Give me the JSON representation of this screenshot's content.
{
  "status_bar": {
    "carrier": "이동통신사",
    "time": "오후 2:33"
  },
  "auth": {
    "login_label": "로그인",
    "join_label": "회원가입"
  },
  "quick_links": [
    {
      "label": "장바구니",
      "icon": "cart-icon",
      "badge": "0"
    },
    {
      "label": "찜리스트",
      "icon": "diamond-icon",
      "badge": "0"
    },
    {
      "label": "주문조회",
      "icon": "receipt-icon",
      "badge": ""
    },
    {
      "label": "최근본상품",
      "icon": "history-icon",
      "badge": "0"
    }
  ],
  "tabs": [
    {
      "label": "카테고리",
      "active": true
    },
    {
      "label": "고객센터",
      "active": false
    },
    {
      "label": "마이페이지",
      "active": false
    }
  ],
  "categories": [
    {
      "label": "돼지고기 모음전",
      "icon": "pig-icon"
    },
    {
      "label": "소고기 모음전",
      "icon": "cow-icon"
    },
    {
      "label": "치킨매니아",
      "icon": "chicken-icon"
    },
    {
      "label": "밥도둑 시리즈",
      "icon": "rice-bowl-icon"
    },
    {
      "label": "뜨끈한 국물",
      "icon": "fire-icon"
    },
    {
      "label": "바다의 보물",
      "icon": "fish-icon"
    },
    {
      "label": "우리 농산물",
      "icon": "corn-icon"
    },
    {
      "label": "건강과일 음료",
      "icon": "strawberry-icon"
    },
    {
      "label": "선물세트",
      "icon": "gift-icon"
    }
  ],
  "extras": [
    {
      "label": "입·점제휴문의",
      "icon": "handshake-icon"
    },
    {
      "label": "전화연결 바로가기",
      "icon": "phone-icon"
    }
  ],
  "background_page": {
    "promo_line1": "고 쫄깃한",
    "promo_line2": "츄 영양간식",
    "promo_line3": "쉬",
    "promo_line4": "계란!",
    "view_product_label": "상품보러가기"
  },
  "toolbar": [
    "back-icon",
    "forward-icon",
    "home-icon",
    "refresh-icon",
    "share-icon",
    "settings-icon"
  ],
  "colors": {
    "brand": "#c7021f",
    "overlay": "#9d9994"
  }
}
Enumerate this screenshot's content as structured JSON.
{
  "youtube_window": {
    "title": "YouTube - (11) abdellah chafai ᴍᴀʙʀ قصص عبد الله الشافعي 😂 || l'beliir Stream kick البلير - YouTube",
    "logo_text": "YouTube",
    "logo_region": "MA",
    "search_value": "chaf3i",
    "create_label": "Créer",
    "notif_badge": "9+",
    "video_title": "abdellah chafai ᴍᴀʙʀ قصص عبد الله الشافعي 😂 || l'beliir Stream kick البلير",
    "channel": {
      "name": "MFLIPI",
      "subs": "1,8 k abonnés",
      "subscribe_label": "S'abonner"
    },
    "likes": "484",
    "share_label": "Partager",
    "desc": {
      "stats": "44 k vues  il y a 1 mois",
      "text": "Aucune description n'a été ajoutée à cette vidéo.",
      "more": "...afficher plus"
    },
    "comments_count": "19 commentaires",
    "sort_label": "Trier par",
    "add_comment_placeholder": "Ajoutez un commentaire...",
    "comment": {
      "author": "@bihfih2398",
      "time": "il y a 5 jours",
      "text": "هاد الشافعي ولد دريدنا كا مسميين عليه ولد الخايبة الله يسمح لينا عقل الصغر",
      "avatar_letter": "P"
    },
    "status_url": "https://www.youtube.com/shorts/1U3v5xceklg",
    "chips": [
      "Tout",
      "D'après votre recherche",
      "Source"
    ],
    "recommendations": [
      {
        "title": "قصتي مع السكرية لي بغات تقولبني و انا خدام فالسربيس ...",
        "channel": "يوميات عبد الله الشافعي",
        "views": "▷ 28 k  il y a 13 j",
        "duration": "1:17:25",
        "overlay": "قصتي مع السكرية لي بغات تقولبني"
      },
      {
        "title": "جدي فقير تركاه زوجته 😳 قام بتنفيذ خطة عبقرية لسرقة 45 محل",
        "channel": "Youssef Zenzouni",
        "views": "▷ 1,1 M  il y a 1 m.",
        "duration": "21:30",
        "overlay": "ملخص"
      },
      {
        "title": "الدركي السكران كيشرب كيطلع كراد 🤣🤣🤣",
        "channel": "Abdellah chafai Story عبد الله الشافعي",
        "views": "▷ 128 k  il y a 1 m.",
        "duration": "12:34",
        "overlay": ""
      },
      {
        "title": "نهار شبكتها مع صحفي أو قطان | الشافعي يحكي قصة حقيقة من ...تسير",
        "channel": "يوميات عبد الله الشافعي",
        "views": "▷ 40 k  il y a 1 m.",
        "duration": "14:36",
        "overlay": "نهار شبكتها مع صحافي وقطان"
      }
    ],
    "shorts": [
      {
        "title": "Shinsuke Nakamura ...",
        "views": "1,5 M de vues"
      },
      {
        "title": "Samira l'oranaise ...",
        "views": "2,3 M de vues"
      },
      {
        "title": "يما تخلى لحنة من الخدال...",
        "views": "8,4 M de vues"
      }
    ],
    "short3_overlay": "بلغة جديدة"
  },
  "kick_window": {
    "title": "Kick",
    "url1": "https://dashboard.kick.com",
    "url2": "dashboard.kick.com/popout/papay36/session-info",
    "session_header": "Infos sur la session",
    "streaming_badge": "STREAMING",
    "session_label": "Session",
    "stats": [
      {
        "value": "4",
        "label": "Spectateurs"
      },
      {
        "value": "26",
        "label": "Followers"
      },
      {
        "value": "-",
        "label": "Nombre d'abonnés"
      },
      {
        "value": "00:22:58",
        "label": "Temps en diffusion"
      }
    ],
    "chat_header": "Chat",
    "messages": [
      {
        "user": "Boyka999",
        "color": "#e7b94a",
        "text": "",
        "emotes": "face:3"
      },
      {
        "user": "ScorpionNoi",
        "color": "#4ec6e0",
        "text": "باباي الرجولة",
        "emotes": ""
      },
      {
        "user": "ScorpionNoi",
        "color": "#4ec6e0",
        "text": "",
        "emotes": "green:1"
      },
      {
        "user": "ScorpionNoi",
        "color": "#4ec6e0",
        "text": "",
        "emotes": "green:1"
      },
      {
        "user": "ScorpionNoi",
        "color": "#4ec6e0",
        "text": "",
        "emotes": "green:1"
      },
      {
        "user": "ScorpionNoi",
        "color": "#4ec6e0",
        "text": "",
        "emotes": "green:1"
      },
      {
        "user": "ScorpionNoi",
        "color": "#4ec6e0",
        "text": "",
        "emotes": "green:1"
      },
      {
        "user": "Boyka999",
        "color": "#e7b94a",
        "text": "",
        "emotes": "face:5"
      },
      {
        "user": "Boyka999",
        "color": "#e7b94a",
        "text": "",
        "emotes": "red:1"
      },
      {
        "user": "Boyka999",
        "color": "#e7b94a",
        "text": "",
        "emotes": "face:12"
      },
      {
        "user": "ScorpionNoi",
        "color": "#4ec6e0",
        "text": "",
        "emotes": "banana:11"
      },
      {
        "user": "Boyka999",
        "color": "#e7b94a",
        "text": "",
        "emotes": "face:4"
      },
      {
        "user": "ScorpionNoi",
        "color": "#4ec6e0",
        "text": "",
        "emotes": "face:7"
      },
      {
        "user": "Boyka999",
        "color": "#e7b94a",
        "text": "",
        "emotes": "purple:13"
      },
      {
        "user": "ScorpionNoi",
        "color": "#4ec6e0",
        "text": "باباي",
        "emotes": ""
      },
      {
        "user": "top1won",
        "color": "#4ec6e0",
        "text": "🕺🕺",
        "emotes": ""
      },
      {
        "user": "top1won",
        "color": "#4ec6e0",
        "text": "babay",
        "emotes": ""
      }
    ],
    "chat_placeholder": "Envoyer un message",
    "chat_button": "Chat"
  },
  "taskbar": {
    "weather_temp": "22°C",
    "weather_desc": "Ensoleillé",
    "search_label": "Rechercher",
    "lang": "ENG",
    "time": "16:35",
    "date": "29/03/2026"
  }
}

◆ ◆ ◆ ◆ ◆

(Exercise brief)
Extract each line holding the string "البلير".

(Output of the exercise)
    "title": "YouTube - (11) abdellah chafai ᴍᴀʙʀ قصص عبد الله الشافعي 😂 || l'beliir Stream kick البلير - YouTube",
    "video_title": "abdellah chafai ᴍᴀʙʀ قصص عبد الله الشافعي 😂 || l'beliir Stream kick البلير",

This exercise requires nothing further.